▸ **RECORDS SHOWN**:
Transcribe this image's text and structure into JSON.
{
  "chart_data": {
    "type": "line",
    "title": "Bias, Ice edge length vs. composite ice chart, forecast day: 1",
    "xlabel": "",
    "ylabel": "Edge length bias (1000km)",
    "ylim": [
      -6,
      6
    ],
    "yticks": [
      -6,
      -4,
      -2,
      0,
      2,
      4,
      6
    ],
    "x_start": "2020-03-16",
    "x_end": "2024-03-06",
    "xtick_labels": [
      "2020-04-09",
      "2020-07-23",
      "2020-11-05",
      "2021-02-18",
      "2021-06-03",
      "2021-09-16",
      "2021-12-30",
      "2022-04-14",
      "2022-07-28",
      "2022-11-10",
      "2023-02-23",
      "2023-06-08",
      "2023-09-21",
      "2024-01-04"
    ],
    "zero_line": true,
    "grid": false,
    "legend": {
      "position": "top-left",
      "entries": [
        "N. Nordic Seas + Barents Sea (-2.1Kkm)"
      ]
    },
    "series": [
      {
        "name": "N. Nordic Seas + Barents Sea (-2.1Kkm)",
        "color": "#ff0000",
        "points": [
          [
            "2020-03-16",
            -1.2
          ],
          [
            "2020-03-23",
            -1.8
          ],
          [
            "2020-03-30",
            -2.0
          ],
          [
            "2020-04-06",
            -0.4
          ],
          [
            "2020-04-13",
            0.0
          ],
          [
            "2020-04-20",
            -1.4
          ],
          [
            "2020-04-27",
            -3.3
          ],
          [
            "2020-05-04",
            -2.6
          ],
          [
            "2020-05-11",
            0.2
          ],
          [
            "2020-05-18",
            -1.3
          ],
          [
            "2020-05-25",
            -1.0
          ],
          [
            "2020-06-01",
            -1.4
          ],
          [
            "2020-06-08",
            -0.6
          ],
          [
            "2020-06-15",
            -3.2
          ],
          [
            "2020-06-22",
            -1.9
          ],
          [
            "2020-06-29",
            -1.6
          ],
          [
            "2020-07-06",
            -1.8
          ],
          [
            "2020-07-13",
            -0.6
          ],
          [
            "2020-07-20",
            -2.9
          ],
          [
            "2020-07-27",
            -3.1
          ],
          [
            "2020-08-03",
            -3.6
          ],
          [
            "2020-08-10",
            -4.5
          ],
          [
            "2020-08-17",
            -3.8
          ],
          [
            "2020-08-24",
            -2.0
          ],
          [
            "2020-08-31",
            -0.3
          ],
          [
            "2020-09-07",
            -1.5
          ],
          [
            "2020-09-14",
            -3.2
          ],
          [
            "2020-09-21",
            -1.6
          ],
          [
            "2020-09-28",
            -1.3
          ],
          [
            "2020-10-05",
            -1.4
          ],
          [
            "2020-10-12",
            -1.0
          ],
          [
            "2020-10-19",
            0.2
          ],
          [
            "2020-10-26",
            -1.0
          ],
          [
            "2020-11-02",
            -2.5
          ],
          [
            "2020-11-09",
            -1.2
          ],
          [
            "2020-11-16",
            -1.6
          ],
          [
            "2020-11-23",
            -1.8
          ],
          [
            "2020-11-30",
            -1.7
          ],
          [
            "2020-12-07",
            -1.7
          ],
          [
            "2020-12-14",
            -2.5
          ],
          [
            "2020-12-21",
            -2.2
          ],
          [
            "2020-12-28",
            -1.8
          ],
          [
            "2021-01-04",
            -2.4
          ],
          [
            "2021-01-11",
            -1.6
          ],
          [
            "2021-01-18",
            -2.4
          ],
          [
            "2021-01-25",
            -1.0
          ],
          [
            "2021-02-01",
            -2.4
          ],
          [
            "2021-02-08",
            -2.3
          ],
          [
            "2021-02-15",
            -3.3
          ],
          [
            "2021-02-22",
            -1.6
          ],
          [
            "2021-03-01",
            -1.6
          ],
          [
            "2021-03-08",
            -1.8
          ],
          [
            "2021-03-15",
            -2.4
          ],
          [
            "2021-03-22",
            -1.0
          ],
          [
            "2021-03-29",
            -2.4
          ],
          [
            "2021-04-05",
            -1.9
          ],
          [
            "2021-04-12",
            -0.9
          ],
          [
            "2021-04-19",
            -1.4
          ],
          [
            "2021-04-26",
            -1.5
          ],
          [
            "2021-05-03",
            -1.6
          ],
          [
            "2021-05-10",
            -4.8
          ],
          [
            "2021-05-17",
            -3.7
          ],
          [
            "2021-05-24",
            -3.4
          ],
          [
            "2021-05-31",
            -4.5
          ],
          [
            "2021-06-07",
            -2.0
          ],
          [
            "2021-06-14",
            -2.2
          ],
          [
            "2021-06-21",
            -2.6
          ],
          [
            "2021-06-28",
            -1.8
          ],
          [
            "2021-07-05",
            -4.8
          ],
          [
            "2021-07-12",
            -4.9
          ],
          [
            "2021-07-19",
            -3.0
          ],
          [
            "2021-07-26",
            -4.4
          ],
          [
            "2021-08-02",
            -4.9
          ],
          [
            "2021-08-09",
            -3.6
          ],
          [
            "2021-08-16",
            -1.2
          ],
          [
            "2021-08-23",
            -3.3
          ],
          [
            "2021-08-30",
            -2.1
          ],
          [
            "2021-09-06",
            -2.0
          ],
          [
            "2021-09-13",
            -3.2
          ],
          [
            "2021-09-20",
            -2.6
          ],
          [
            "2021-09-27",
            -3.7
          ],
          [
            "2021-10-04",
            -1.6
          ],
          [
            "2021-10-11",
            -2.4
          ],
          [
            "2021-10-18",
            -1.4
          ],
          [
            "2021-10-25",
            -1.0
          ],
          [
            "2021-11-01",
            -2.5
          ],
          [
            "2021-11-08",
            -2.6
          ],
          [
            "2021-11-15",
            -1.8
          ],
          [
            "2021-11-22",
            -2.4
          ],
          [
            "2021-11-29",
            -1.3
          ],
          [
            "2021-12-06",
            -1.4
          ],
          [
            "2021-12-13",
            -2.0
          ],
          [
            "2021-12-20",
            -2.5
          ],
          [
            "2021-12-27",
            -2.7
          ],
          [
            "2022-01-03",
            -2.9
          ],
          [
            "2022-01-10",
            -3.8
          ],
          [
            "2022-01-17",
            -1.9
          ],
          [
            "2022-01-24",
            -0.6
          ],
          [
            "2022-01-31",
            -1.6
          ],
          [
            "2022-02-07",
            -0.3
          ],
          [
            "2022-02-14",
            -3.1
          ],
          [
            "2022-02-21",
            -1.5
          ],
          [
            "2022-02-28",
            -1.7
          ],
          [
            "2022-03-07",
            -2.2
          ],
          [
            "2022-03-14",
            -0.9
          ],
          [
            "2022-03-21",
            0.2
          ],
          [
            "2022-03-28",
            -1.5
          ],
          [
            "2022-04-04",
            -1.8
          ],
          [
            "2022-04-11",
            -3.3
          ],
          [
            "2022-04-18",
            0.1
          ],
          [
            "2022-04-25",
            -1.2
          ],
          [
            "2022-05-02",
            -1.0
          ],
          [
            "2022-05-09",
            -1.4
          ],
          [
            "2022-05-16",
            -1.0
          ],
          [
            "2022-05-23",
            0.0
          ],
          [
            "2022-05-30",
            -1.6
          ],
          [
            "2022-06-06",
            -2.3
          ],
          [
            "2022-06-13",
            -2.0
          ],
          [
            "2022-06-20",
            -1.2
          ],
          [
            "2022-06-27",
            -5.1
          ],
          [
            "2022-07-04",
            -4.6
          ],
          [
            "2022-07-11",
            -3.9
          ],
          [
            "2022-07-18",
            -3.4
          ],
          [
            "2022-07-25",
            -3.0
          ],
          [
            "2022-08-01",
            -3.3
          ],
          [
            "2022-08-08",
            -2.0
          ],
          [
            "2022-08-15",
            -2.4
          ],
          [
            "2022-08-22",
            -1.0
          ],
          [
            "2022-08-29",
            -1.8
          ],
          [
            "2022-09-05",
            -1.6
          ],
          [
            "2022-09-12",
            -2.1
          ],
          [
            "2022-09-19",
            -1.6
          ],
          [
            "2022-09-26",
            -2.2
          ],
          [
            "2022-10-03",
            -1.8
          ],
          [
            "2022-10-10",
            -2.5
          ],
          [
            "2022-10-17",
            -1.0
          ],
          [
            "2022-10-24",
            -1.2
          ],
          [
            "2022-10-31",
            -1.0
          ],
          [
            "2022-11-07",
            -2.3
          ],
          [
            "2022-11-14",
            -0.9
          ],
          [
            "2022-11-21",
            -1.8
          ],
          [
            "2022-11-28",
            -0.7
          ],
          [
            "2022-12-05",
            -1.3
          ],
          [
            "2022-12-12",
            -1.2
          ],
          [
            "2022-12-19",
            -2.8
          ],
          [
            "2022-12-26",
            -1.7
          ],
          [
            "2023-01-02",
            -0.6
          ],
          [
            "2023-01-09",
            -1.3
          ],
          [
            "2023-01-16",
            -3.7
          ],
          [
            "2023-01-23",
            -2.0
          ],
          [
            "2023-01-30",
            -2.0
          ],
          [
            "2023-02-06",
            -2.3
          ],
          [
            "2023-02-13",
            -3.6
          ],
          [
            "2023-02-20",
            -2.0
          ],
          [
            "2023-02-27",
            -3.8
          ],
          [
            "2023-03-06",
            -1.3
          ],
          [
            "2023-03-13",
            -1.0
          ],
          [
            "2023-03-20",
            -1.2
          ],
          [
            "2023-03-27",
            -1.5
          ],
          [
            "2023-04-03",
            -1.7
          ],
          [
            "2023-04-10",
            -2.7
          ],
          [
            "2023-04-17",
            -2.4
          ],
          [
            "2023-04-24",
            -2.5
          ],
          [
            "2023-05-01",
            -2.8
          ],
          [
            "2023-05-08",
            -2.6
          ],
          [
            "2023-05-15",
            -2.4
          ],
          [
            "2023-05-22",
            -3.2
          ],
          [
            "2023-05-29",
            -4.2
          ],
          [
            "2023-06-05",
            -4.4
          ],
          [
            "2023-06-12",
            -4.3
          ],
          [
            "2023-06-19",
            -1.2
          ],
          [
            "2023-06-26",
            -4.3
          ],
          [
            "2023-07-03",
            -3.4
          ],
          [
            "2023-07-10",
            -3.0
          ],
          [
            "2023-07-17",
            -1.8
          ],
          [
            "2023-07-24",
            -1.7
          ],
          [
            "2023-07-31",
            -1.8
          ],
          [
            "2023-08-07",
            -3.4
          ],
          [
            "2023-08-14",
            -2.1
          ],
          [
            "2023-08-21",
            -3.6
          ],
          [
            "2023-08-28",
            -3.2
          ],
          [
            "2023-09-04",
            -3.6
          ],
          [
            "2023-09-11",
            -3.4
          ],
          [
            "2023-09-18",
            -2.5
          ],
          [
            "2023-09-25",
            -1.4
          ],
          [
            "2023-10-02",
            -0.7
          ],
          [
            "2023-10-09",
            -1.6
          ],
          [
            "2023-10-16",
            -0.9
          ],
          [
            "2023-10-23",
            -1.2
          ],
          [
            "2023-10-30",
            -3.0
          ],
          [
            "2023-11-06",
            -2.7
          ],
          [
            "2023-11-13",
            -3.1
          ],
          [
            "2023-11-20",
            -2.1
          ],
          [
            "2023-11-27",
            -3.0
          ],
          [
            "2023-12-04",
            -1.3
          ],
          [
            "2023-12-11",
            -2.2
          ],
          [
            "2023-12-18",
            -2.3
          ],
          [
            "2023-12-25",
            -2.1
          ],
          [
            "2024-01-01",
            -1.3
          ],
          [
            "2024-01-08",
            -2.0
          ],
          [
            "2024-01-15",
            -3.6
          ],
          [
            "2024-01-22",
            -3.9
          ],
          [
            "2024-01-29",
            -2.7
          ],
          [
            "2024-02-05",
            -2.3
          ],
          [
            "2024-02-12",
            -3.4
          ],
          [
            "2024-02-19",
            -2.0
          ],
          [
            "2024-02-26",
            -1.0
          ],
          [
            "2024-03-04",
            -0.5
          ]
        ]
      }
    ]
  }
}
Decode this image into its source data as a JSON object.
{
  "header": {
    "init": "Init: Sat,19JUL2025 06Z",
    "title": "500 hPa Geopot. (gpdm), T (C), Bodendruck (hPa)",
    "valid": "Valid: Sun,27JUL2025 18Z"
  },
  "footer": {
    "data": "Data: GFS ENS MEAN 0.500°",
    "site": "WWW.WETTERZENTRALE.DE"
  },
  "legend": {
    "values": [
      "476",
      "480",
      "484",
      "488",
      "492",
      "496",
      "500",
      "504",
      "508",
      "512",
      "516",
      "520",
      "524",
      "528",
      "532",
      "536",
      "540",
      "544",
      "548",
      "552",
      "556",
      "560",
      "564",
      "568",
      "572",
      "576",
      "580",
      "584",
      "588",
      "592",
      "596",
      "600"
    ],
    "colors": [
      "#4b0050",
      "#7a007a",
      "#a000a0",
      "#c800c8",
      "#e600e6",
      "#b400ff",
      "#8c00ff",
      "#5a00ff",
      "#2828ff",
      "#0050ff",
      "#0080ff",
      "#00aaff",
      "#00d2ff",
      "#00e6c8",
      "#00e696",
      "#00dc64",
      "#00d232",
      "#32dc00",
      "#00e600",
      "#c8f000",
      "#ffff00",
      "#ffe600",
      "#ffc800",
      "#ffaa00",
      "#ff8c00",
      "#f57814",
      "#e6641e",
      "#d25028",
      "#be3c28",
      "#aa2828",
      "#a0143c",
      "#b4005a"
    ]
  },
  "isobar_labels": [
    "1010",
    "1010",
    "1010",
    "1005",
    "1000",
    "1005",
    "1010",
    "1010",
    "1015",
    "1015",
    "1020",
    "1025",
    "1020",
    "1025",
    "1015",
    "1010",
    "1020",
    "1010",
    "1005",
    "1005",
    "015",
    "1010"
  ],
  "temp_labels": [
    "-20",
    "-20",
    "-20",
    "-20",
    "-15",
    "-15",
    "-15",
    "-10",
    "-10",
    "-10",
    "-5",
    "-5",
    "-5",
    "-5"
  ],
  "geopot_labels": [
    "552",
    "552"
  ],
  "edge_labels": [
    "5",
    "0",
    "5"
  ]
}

▸ **TASK STATEMENT**:
Take the line holding "Decode this image" and all lines after it through the end of the data, and set them down exactly.

▸ **COMPLETE RESPONSE**:
Decode this image into its source data as a JSON object.
{
  "header": {
    "init": "Init: Sat,19JUL2025 06Z",
    "title": "500 hPa Geopot. (gpdm), T (C), Bodendruck (hPa)",
    "valid": "Valid: Sun,27JUL2025 18Z"
  },
  "footer": {
    "data": "Data: GFS ENS MEAN 0.500°",
    "site": "WWW.WETTERZENTRALE.DE"
  },
  "legend": {
    "values": [
      "476",
      "480",
      "484",
      "488",
      "492",
      "496",
      "500",
      "504",
      "508",
      "512",
      "516",
      "520",
      "524",
      "528",
      "532",
      "536",
      "540",
      "544",
      "548",
      "552",
      "556",
      "560",
      "564",
      "568",
      "572",
      "576",
      "580",
      "584",
      "588",
      "592",
      "596",
      "600"
    ],
    "colors": [
      "#4b0050",
      "#7a007a",
      "#a000a0",
      "#c800c8",
      "#e600e6",
      "#b400ff",
      "#8c00ff",
      "#5a00ff",
      "#2828ff",
      "#0050ff",
      "#0080ff",
      "#00aaff",
      "#00d2ff",
      "#00e6c8",
      "#00e696",
      "#00dc64",
      "#00d232",
      "#32dc00",
      "#00e600",
      "#c8f000",
      "#ffff00",
      "#ffe600",
      "#ffc800",
      "#ffaa00",
      "#ff8c00",
      "#f57814",
      "#e6641e",
      "#d25028",
      "#be3c28",
      "#aa2828",
      "#a0143c",
      "#b4005a"
    ]
  },
  "isobar_labels": [
    "1010",
    "1010",
    "1010",
    "1005",
    "1000",
    "1005",
    "1010",
    "1010",
    "1015",
    "1015",
    "1020",
    "1025",
    "1020",
    "1025",
    "1015",
    "1010",
    "1020",
    "1010",
    "1005",
    "1005",
    "015",
    "1010"
  ],
  "temp_labels": [
    "-20",
    "-20",
    "-20",
    "-20",
    "-15",
    "-15",
    "-15",
    "-10",
    "-10",
    "-10",
    "-5",
    "-5",
    "-5",
    "-5"
  ],
  "geopot_labels": [
    "552",
    "552"
  ],
  "edge_labels": [
    "5",
    "0",
    "5"
  ]
}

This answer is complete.